** begin Entries supplied **
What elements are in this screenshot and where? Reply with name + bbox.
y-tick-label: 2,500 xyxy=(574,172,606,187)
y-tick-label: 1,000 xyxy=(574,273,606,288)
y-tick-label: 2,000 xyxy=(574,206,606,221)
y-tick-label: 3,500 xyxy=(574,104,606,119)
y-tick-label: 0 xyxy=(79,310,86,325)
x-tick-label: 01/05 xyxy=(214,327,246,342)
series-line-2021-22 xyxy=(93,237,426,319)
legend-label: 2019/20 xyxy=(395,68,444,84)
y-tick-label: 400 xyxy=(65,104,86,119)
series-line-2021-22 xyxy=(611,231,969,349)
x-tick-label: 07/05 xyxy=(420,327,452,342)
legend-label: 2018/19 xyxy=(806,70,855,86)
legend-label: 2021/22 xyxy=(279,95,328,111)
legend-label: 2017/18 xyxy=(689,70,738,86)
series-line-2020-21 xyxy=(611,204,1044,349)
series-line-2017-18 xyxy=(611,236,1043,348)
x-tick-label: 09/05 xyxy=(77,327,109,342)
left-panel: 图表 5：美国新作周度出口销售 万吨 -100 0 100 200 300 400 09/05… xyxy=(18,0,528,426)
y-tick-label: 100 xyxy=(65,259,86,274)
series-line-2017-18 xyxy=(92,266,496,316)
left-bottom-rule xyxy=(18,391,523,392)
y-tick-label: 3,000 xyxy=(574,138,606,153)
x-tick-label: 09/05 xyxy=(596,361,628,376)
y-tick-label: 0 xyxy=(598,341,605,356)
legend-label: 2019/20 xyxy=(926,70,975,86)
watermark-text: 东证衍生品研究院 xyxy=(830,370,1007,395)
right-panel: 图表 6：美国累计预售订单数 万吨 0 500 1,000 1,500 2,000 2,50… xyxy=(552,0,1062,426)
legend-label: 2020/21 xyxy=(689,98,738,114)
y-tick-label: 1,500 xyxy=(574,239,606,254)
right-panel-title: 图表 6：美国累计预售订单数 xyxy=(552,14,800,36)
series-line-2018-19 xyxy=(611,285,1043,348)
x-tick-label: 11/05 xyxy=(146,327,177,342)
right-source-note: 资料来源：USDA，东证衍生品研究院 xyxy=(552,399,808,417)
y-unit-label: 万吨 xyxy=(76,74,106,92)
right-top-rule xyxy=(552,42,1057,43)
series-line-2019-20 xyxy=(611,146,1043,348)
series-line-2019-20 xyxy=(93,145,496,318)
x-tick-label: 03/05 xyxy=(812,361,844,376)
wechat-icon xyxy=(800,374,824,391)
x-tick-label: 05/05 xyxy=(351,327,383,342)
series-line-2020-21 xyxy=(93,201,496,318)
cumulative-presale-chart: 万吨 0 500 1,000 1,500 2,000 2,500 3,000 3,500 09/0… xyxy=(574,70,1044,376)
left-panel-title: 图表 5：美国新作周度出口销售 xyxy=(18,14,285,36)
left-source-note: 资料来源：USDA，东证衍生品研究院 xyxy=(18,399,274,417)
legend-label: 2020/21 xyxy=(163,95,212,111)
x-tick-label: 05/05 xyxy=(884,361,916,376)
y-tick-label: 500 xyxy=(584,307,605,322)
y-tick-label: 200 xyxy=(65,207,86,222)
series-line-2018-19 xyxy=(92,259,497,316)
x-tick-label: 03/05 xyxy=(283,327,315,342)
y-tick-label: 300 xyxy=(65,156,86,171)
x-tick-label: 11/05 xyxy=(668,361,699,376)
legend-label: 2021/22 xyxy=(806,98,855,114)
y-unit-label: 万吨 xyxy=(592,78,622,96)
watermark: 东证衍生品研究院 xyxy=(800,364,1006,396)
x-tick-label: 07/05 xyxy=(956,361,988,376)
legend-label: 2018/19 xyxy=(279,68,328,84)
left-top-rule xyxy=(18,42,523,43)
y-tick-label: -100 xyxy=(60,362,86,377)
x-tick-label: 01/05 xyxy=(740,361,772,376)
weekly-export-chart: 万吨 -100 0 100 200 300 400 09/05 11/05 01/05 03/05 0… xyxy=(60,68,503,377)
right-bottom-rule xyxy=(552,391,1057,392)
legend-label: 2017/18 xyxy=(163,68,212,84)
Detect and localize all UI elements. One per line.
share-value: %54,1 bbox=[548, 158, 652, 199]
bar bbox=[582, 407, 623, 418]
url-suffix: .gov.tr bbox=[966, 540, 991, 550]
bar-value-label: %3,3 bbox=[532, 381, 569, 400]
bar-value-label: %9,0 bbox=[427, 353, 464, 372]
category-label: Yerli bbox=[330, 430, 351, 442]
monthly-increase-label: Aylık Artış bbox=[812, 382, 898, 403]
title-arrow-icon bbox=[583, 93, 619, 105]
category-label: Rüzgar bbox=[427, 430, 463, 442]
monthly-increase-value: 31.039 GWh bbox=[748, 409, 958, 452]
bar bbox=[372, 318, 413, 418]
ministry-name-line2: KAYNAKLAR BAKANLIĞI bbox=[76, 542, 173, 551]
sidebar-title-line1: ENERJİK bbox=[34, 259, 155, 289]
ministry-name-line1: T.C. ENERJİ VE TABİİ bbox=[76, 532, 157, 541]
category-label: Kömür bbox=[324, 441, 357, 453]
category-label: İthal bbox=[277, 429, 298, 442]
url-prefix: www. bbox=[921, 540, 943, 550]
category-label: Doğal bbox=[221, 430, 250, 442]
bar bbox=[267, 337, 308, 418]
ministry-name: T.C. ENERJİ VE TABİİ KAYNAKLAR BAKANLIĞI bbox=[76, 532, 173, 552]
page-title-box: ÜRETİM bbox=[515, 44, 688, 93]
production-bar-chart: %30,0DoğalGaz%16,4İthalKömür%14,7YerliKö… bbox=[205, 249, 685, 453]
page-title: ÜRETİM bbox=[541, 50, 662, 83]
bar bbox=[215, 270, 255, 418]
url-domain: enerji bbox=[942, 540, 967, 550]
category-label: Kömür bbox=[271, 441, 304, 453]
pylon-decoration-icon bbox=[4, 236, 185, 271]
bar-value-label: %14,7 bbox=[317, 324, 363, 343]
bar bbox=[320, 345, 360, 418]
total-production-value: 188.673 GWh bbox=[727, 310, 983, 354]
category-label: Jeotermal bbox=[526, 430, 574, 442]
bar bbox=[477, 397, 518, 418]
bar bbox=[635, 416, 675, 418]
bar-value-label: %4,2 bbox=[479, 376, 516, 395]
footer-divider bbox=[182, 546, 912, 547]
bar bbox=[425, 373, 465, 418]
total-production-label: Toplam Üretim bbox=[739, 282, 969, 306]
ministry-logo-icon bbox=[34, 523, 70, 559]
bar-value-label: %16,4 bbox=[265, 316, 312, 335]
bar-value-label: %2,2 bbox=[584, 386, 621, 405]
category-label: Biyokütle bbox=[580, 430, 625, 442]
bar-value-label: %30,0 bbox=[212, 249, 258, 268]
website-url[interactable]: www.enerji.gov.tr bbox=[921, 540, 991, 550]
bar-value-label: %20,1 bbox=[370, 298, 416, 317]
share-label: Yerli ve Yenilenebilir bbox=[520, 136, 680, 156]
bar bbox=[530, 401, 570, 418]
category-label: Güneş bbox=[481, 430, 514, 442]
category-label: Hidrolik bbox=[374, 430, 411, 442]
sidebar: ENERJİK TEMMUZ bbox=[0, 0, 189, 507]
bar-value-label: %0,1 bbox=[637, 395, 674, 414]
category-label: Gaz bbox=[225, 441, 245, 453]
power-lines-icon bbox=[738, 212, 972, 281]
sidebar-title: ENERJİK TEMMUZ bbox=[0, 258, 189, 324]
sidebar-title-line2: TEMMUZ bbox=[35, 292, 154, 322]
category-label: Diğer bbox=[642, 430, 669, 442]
** end Entries supplied **
Rewrite every line of the records above as one numbered list, leaving out any blank lines.

1. What elements are in this screenshot and where? Reply with name + bbox.
2. y-tick-label: 2,500 xyxy=(574,172,606,187)
3. y-tick-label: 1,000 xyxy=(574,273,606,288)
4. y-tick-label: 2,000 xyxy=(574,206,606,221)
5. y-tick-label: 3,500 xyxy=(574,104,606,119)
6. y-tick-label: 0 xyxy=(79,310,86,325)
7. x-tick-label: 01/05 xyxy=(214,327,246,342)
8. series-line-2021-22 xyxy=(93,237,426,319)
9. legend-label: 2019/20 xyxy=(395,68,444,84)
10. y-tick-label: 400 xyxy=(65,104,86,119)
11. series-line-2021-22 xyxy=(611,231,969,349)
12. x-tick-label: 07/05 xyxy=(420,327,452,342)
13. legend-label: 2018/19 xyxy=(806,70,855,86)
14. legend-label: 2021/22 xyxy=(279,95,328,111)
15. legend-label: 2017/18 xyxy=(689,70,738,86)
16. series-line-2020-21 xyxy=(611,204,1044,349)
17. series-line-2017-18 xyxy=(611,236,1043,348)
18. x-tick-label: 09/05 xyxy=(77,327,109,342)
19. left-panel: 图表 5：美国新作周度出口销售 万吨 -100 0 100 200 300 400 09/05… xyxy=(18,0,528,426)
20. y-tick-label: 100 xyxy=(65,259,86,274)
21. series-line-2017-18 xyxy=(92,266,496,316)
22. left-bottom-rule xyxy=(18,391,523,392)
23. y-tick-label: 3,000 xyxy=(574,138,606,153)
24. x-tick-label: 09/05 xyxy=(596,361,628,376)
25. y-tick-label: 0 xyxy=(598,341,605,356)
26. legend-label: 2019/20 xyxy=(926,70,975,86)
27. watermark-text: 东证衍生品研究院 xyxy=(830,370,1007,395)
28. right-panel: 图表 6：美国累计预售订单数 万吨 0 500 1,000 1,500 2,000 2,50… xyxy=(552,0,1062,426)
29. legend-label: 2020/21 xyxy=(689,98,738,114)
30. y-tick-label: 1,500 xyxy=(574,239,606,254)
31. right-panel-title: 图表 6：美国累计预售订单数 xyxy=(552,14,800,36)
32. series-line-2018-19 xyxy=(611,285,1043,348)
33. x-tick-label: 11/05 xyxy=(146,327,177,342)
34. right-source-note: 资料来源：USDA，东证衍生品研究院 xyxy=(552,399,808,417)
35. y-unit-label: 万吨 xyxy=(76,74,106,92)
36. right-top-rule xyxy=(552,42,1057,43)
37. series-line-2019-20 xyxy=(611,146,1043,348)
38. series-line-2019-20 xyxy=(93,145,496,318)
39. x-tick-label: 03/05 xyxy=(812,361,844,376)
40. wechat-icon xyxy=(800,374,824,391)
41. x-tick-label: 05/05 xyxy=(351,327,383,342)
42. series-line-2020-21 xyxy=(93,201,496,318)
43. cumulative-presale-chart: 万吨 0 500 1,000 1,500 2,000 2,500 3,000 3,500 09/0… xyxy=(574,70,1044,376)
44. left-panel-title: 图表 5：美国新作周度出口销售 xyxy=(18,14,285,36)
45. left-source-note: 资料来源：USDA，东证衍生品研究院 xyxy=(18,399,274,417)
46. legend-label: 2020/21 xyxy=(163,95,212,111)
47. x-tick-label: 05/05 xyxy=(884,361,916,376)
48. y-tick-label: 500 xyxy=(584,307,605,322)
49. y-tick-label: 200 xyxy=(65,207,86,222)
50. series-line-2018-19 xyxy=(92,259,497,316)
51. x-tick-label: 03/05 xyxy=(283,327,315,342)
52. y-tick-label: 300 xyxy=(65,156,86,171)
53. x-tick-label: 11/05 xyxy=(668,361,699,376)
54. legend-label: 2021/22 xyxy=(806,98,855,114)
55. y-unit-label: 万吨 xyxy=(592,78,622,96)
56. watermark: 东证衍生品研究院 xyxy=(800,364,1006,396)
57. x-tick-label: 07/05 xyxy=(956,361,988,376)
58. legend-label: 2018/19 xyxy=(279,68,328,84)
59. left-top-rule xyxy=(18,42,523,43)
60. y-tick-label: -100 xyxy=(60,362,86,377)
61. x-tick-label: 01/05 xyxy=(740,361,772,376)
62. weekly-export-chart: 万吨 -100 0 100 200 300 400 09/05 11/05 01/05 03/05 0… xyxy=(60,68,503,377)
63. right-bottom-rule xyxy=(552,391,1057,392)
64. legend-label: 2017/18 xyxy=(163,68,212,84)
65. Detect and localize all UI elements. One per line.
66. share-value: %54,1 bbox=[548, 158, 652, 199]
67. bar bbox=[582, 407, 623, 418]
68. url-suffix: .gov.tr bbox=[966, 540, 991, 550]
69. bar-value-label: %3,3 bbox=[532, 381, 569, 400]
70. bar-value-label: %9,0 bbox=[427, 353, 464, 372]
71. category-label: Yerli bbox=[330, 430, 351, 442]
72. monthly-increase-label: Aylık Artış bbox=[812, 382, 898, 403]
73. title-arrow-icon bbox=[583, 93, 619, 105]
74. category-label: Rüzgar bbox=[427, 430, 463, 442]
75. monthly-increase-value: 31.039 GWh bbox=[748, 409, 958, 452]
76. bar bbox=[372, 318, 413, 418]
77. ministry-name-line2: KAYNAKLAR BAKANLIĞI bbox=[76, 542, 173, 551]
78. sidebar-title-line1: ENERJİK bbox=[34, 259, 155, 289]
79. ministry-name-line1: T.C. ENERJİ VE TABİİ bbox=[76, 532, 157, 541]
80. category-label: Kömür bbox=[324, 441, 357, 453]
81. category-label: İthal bbox=[277, 429, 298, 442]
82. url-prefix: www. bbox=[921, 540, 943, 550]
83. category-label: Doğal bbox=[221, 430, 250, 442]
84. bar bbox=[267, 337, 308, 418]
85. ministry-name: T.C. ENERJİ VE TABİİ KAYNAKLAR BAKANLIĞI bbox=[76, 532, 173, 552]
86. page-title-box: ÜRETİM bbox=[515, 44, 688, 93]
87. production-bar-chart: %30,0DoğalGaz%16,4İthalKömür%14,7YerliKö… bbox=[205, 249, 685, 453]
88. page-title: ÜRETİM bbox=[541, 50, 662, 83]
89. bar bbox=[215, 270, 255, 418]
90. url-domain: enerji bbox=[942, 540, 967, 550]
91. category-label: Kömür bbox=[271, 441, 304, 453]
92. pylon-decoration-icon bbox=[4, 236, 185, 271]
93. bar-value-label: %14,7 bbox=[317, 324, 363, 343]
94. bar bbox=[320, 345, 360, 418]
95. total-production-value: 188.673 GWh bbox=[727, 310, 983, 354]
96. category-label: Jeotermal bbox=[526, 430, 574, 442]
97. bar bbox=[477, 397, 518, 418]
98. bar bbox=[635, 416, 675, 418]
99. bar-value-label: %4,2 bbox=[479, 376, 516, 395]
100. footer-divider bbox=[182, 546, 912, 547]
101. bar bbox=[425, 373, 465, 418]
102. total-production-label: Toplam Üretim bbox=[739, 282, 969, 306]
103. ministry-logo-icon bbox=[34, 523, 70, 559]
104. bar-value-label: %16,4 bbox=[265, 316, 312, 335]
105. bar-value-label: %2,2 bbox=[584, 386, 621, 405]
106. category-label: Biyokütle bbox=[580, 430, 625, 442]
107. bar-value-label: %30,0 bbox=[212, 249, 258, 268]
108. website-url[interactable]: www.enerji.gov.tr bbox=[921, 540, 991, 550]
109. bar-value-label: %20,1 bbox=[370, 298, 416, 317]
110. share-label: Yerli ve Yenilenebilir bbox=[520, 136, 680, 156]
111. bar bbox=[530, 401, 570, 418]
112. category-label: Güneş bbox=[481, 430, 514, 442]
113. category-label: Hidrolik bbox=[374, 430, 411, 442]
114. sidebar: ENERJİK TEMMUZ bbox=[0, 0, 189, 507]
115. bar-value-label: %0,1 bbox=[637, 395, 674, 414]
116. category-label: Gaz bbox=[225, 441, 245, 453]
117. power-lines-icon bbox=[738, 212, 972, 281]
118. sidebar-title: ENERJİK TEMMUZ bbox=[0, 258, 189, 324]
119. sidebar-title-line2: TEMMUZ bbox=[35, 292, 154, 322]
120. category-label: Diğer bbox=[642, 430, 669, 442]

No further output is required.